■ Source data
+ + +

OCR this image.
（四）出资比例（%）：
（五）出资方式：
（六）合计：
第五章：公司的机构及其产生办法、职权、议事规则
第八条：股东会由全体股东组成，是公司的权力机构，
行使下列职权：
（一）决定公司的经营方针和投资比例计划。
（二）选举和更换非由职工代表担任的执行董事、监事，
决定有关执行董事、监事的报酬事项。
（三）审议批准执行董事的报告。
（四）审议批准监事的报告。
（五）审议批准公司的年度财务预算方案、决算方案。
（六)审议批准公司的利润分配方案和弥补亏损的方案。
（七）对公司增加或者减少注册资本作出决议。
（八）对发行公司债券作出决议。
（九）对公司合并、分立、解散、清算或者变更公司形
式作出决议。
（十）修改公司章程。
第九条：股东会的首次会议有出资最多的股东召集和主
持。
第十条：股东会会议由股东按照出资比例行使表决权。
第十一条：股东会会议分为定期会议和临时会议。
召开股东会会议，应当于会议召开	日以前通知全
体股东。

+ + +

■ Objective
Write out each line of the data above again, exactly as given.

■ Exercise solution
OCR this image.
（四）出资比例（%）：
（五）出资方式：
（六）合计：
第五章：公司的机构及其产生办法、职权、议事规则
第八条：股东会由全体股东组成，是公司的权力机构，
行使下列职权：
（一）决定公司的经营方针和投资比例计划。
（二）选举和更换非由职工代表担任的执行董事、监事，
决定有关执行董事、监事的报酬事项。
（三）审议批准执行董事的报告。
（四）审议批准监事的报告。
（五）审议批准公司的年度财务预算方案、决算方案。
（六)审议批准公司的利润分配方案和弥补亏损的方案。
（七）对公司增加或者减少注册资本作出决议。
（八）对发行公司债券作出决议。
（九）对公司合并、分立、解散、清算或者变更公司形
式作出决议。
（十）修改公司章程。
第九条：股东会的首次会议有出资最多的股东召集和主
持。
第十条：股东会会议由股东按照出资比例行使表决权。
第十一条：股东会会议分为定期会议和临时会议。
召开股东会会议，应当于会议召开	日以前通知全
体股东。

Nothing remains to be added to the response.